● Written instruction
Set every record down verbatim and omit the pictures.

● Provided records
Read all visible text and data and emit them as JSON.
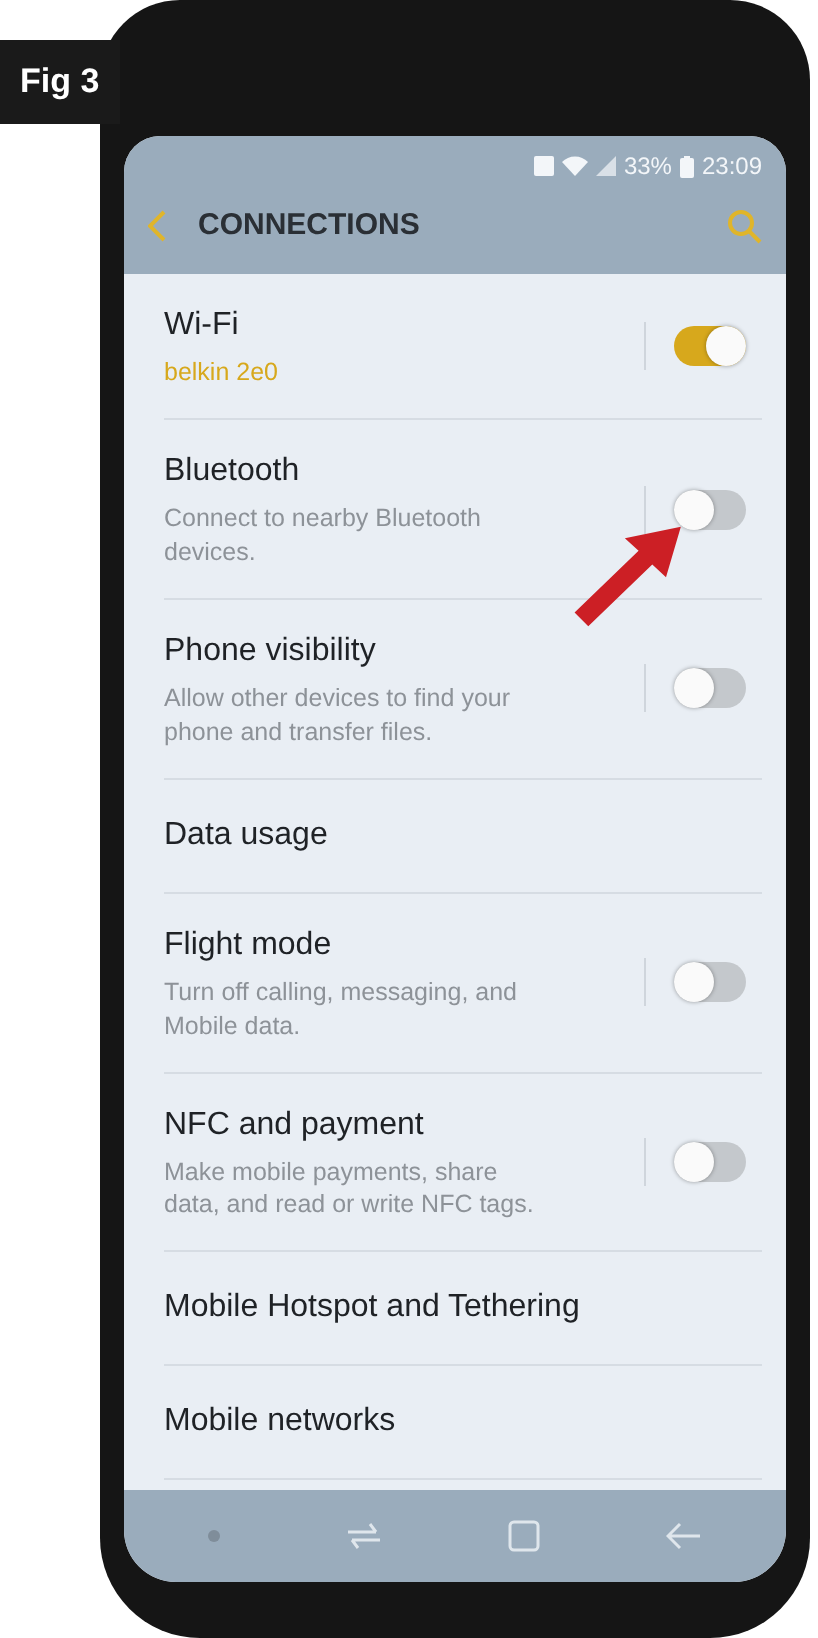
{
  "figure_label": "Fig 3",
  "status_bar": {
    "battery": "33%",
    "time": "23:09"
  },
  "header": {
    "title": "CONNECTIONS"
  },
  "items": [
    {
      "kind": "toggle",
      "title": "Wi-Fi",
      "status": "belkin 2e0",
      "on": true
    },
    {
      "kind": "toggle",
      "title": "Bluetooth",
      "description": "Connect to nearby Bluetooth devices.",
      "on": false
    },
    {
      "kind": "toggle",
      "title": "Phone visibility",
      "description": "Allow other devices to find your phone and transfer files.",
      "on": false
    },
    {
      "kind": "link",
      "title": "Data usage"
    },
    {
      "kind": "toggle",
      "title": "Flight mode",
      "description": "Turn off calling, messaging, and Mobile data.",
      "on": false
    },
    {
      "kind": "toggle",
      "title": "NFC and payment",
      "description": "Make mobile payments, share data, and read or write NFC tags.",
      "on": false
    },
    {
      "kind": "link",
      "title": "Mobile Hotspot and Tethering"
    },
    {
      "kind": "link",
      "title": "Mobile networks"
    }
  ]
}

● Complete output
Read all visible text and data and emit them as JSON.
{
  "figure_label": "Fig 3",
  "status_bar": {
    "battery": "33%",
    "time": "23:09"
  },
  "header": {
    "title": "CONNECTIONS"
  },
  "items": [
    {
      "kind": "toggle",
      "title": "Wi-Fi",
      "status": "belkin 2e0",
      "on": true
    },
    {
      "kind": "toggle",
      "title": "Bluetooth",
      "description": "Connect to nearby Bluetooth devices.",
      "on": false
    },
    {
      "kind": "toggle",
      "title": "Phone visibility",
      "description": "Allow other devices to find your phone and transfer files.",
      "on": false
    },
    {
      "kind": "link",
      "title": "Data usage"
    },
    {
      "kind": "toggle",
      "title": "Flight mode",
      "description": "Turn off calling, messaging, and Mobile data.",
      "on": false
    },
    {
      "kind": "toggle",
      "title": "NFC and payment",
      "description": "Make mobile payments, share data, and read or write NFC tags.",
      "on": false
    },
    {
      "kind": "link",
      "title": "Mobile Hotspot and Tethering"
    },
    {
      "kind": "link",
      "title": "Mobile networks"
    }
  ]
}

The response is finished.